Exercise directions: Output all lines exactly, with nothing added or dropped.

======== Task data ========

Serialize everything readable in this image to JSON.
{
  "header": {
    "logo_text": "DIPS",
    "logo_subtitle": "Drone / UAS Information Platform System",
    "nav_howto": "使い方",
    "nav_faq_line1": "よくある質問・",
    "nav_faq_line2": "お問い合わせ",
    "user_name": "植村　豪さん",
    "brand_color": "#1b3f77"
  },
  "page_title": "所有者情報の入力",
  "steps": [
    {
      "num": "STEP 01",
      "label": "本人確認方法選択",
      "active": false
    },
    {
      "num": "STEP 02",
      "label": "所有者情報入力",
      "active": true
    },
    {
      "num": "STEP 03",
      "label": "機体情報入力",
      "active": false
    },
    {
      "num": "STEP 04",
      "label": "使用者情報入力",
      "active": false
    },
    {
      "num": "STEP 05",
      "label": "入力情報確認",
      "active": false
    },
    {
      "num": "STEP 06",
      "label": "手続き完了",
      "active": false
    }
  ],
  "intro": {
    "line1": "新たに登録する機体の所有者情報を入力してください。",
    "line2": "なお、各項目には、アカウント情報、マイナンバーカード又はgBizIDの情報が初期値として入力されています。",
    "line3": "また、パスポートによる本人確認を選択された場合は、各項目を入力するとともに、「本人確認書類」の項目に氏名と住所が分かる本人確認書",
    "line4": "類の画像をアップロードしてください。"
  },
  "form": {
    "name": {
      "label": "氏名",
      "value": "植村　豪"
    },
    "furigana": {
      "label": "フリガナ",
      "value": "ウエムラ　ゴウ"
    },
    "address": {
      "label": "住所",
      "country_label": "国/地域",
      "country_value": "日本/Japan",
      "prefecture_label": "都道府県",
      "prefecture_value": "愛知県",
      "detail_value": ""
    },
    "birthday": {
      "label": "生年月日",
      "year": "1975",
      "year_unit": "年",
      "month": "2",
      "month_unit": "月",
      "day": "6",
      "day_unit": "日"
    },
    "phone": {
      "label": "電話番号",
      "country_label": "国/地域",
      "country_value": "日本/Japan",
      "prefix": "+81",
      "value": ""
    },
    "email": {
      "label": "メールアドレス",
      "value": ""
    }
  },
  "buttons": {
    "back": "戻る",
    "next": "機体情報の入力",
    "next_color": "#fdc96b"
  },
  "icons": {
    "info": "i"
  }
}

========

Output for this exercise:
Serialize everything readable in this image to JSON.
{
  "header": {
    "logo_text": "DIPS",
    "logo_subtitle": "Drone / UAS Information Platform System",
    "nav_howto": "使い方",
    "nav_faq_line1": "よくある質問・",
    "nav_faq_line2": "お問い合わせ",
    "user_name": "植村　豪さん",
    "brand_color": "#1b3f77"
  },
  "page_title": "所有者情報の入力",
  "steps": [
    {
      "num": "STEP 01",
      "label": "本人確認方法選択",
      "active": false
    },
    {
      "num": "STEP 02",
      "label": "所有者情報入力",
      "active": true
    },
    {
      "num": "STEP 03",
      "label": "機体情報入力",
      "active": false
    },
    {
      "num": "STEP 04",
      "label": "使用者情報入力",
      "active": false
    },
    {
      "num": "STEP 05",
      "label": "入力情報確認",
      "active": false
    },
    {
      "num": "STEP 06",
      "label": "手続き完了",
      "active": false
    }
  ],
  "intro": {
    "line1": "新たに登録する機体の所有者情報を入力してください。",
    "line2": "なお、各項目には、アカウント情報、マイナンバーカード又はgBizIDの情報が初期値として入力されています。",
    "line3": "また、パスポートによる本人確認を選択された場合は、各項目を入力するとともに、「本人確認書類」の項目に氏名と住所が分かる本人確認書",
    "line4": "類の画像をアップロードしてください。"
  },
  "form": {
    "name": {
      "label": "氏名",
      "value": "植村　豪"
    },
    "furigana": {
      "label": "フリガナ",
      "value": "ウエムラ　ゴウ"
    },
    "address": {
      "label": "住所",
      "country_label": "国/地域",
      "country_value": "日本/Japan",
      "prefecture_label": "都道府県",
      "prefecture_value": "愛知県",
      "detail_value": ""
    },
    "birthday": {
      "label": "生年月日",
      "year": "1975",
      "year_unit": "年",
      "month": "2",
      "month_unit": "月",
      "day": "6",
      "day_unit": "日"
    },
    "phone": {
      "label": "電話番号",
      "country_label": "国/地域",
      "country_value": "日本/Japan",
      "prefix": "+81",
      "value": ""
    },
    "email": {
      "label": "メールアドレス",
      "value": ""
    }
  },
  "buttons": {
    "back": "戻る",
    "next": "機体情報の入力",
    "next_color": "#fdc96b"
  },
  "icons": {
    "info": "i"
  }
}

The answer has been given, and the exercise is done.